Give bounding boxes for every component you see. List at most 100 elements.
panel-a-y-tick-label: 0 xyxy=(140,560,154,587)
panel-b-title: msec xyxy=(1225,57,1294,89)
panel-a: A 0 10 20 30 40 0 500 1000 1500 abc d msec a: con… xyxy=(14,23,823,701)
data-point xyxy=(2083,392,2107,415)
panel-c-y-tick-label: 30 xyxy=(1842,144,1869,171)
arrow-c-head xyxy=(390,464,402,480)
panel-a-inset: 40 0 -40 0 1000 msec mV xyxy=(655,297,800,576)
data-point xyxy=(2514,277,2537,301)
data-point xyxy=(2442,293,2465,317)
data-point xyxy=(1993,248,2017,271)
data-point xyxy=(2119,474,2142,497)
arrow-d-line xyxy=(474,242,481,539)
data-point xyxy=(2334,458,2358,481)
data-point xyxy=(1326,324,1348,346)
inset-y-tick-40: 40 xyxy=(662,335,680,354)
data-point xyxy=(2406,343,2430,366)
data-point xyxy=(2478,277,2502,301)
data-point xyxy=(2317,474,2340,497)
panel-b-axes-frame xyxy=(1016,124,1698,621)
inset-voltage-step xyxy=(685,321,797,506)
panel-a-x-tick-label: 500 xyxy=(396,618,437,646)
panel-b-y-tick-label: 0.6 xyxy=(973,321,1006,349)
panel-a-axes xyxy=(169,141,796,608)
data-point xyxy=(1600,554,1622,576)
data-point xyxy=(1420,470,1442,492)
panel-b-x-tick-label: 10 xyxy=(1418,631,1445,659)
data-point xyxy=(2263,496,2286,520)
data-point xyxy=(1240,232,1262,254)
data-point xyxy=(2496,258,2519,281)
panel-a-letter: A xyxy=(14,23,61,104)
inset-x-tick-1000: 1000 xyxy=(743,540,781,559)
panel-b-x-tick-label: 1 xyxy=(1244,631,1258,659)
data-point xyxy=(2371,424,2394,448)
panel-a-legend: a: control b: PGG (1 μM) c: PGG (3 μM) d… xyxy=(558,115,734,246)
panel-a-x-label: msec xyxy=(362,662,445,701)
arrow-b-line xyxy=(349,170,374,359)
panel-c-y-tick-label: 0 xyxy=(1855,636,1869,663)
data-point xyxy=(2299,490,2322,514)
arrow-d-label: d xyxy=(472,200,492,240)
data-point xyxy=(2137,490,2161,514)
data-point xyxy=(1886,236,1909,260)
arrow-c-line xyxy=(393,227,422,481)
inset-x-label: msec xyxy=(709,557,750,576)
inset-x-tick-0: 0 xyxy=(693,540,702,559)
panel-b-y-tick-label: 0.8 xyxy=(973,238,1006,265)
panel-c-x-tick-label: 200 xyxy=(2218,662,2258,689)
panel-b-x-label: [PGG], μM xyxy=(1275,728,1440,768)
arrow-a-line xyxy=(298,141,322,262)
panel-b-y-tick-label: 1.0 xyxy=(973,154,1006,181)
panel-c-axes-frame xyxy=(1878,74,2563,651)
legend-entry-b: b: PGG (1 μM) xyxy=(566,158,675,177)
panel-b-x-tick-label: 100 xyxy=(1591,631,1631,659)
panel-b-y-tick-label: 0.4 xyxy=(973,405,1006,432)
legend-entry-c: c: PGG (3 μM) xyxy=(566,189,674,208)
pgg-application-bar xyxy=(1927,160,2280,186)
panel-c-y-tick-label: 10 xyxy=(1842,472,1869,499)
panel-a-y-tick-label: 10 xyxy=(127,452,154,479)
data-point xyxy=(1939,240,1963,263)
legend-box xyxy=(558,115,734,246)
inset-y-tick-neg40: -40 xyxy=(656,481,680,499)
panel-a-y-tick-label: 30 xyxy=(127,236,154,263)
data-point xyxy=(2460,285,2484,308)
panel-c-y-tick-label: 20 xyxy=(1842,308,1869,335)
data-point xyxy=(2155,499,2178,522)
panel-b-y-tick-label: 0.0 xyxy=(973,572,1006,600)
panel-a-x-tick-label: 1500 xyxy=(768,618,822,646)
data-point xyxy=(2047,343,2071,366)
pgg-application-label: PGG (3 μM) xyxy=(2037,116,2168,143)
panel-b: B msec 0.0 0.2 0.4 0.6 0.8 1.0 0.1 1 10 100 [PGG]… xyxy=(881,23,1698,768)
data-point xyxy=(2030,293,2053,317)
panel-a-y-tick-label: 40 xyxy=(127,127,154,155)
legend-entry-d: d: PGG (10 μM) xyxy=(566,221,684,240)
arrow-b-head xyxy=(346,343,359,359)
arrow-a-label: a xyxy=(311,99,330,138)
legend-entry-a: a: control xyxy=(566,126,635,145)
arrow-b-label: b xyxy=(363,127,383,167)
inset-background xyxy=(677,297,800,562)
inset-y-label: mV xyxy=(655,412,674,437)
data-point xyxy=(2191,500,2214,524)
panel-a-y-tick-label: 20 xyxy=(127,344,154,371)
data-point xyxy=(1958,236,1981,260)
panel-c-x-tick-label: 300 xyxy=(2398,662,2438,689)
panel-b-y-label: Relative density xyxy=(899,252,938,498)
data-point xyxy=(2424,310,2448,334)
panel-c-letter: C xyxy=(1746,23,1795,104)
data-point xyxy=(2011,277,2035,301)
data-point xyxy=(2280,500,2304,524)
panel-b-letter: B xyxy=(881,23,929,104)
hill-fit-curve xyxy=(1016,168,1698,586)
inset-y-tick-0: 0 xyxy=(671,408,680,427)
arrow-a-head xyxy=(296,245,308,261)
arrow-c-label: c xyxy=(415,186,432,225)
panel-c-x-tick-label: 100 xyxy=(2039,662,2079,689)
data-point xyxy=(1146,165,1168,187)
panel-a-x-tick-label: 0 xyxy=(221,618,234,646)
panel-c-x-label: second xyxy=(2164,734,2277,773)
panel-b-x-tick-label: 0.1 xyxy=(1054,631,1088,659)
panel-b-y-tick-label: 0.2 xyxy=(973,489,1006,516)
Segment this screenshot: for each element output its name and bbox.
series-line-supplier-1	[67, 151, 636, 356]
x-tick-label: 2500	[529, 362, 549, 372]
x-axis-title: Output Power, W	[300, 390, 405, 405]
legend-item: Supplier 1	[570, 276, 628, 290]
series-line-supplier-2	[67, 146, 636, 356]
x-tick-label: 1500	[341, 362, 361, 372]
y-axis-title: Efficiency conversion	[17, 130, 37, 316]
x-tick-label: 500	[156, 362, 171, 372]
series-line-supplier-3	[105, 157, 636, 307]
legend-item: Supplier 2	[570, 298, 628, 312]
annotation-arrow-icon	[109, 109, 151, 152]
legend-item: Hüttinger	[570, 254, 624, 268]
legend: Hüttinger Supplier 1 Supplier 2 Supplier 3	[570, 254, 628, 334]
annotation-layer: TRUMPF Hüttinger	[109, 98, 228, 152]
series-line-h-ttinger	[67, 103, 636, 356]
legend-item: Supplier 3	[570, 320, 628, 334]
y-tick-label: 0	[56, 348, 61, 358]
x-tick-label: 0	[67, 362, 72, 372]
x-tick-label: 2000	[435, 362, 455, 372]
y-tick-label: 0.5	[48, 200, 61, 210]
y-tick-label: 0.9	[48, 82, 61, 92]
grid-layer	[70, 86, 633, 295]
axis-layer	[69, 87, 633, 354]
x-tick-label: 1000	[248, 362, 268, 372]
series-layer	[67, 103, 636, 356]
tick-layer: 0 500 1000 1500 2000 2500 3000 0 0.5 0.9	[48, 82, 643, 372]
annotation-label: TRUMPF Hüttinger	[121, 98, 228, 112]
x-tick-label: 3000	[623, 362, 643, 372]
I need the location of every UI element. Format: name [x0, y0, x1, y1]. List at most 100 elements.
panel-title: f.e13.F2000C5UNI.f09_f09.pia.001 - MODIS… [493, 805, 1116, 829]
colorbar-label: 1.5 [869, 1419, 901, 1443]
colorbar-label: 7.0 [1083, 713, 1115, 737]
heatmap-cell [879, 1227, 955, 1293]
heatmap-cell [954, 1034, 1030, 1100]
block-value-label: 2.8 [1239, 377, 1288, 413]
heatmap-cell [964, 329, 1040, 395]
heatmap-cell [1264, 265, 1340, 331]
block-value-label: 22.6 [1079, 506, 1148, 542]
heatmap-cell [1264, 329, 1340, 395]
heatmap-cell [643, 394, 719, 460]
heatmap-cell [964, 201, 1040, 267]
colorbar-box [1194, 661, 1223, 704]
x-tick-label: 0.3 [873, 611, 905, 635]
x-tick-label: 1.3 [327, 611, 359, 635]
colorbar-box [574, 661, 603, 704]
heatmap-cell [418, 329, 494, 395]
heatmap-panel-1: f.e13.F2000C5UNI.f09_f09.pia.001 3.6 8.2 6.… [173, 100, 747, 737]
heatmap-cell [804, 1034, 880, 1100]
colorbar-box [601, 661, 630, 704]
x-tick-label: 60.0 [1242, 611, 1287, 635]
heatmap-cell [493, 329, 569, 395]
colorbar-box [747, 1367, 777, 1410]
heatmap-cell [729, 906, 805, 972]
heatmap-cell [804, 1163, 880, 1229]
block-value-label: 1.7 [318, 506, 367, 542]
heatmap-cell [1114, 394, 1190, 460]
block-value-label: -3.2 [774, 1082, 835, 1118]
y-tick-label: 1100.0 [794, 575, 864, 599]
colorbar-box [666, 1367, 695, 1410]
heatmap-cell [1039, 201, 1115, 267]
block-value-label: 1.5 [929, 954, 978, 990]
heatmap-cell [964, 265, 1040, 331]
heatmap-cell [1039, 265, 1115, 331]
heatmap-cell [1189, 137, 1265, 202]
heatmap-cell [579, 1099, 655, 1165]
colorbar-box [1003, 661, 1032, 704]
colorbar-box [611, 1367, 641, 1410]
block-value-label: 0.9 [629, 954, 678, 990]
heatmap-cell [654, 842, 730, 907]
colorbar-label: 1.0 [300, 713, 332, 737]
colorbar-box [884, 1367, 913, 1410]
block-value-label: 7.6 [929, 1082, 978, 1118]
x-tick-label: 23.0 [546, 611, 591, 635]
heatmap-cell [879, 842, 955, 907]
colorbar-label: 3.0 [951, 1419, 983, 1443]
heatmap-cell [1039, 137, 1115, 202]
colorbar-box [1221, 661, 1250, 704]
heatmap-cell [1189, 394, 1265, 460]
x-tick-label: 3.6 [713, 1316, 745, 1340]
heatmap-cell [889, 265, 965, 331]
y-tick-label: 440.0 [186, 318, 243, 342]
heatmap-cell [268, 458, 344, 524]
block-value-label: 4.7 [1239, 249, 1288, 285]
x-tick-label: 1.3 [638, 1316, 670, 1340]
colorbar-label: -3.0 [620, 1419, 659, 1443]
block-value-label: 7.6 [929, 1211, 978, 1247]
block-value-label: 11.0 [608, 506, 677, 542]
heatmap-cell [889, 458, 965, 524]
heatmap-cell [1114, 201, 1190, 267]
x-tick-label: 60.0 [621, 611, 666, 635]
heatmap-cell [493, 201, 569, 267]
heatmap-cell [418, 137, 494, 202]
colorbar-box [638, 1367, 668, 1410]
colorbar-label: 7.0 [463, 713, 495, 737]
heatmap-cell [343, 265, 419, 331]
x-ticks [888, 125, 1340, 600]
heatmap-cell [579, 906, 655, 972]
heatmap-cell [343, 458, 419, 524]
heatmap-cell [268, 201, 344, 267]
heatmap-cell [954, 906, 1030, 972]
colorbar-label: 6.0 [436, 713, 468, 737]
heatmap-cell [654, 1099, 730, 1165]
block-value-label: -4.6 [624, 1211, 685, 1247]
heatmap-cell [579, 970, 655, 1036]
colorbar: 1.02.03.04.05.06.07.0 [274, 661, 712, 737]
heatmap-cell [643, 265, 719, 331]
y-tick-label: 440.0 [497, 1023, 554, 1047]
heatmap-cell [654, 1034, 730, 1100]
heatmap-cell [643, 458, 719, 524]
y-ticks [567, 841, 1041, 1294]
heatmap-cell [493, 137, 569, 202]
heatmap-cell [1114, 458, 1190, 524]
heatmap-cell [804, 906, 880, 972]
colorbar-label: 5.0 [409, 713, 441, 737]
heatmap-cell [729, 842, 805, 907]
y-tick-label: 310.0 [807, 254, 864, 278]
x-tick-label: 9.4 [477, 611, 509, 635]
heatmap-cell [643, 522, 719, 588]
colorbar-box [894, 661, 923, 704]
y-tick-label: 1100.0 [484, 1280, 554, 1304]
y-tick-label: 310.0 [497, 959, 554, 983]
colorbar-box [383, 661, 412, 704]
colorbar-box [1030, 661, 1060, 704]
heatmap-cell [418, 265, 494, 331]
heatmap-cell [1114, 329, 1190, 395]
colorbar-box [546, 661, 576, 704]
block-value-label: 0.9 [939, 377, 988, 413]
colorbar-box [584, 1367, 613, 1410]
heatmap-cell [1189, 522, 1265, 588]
========================================================================
● **Stated problem**
Reproduce the data from its first line through the line containing "panel-a: A 0", swapping every "msec" for "ms" and leaving everything else unchanged.

● **Solution for this task**
Give bounding boxes for every component you see. List at most 100 elements.
panel-a-y-tick-label: 0 xyxy=(140,560,154,587)
panel-b-title: ms xyxy=(1225,57,1294,89)
panel-a: A 0 10 20 30 40 0 500 1000 1500 abc d ms a: con… xyxy=(14,23,823,701)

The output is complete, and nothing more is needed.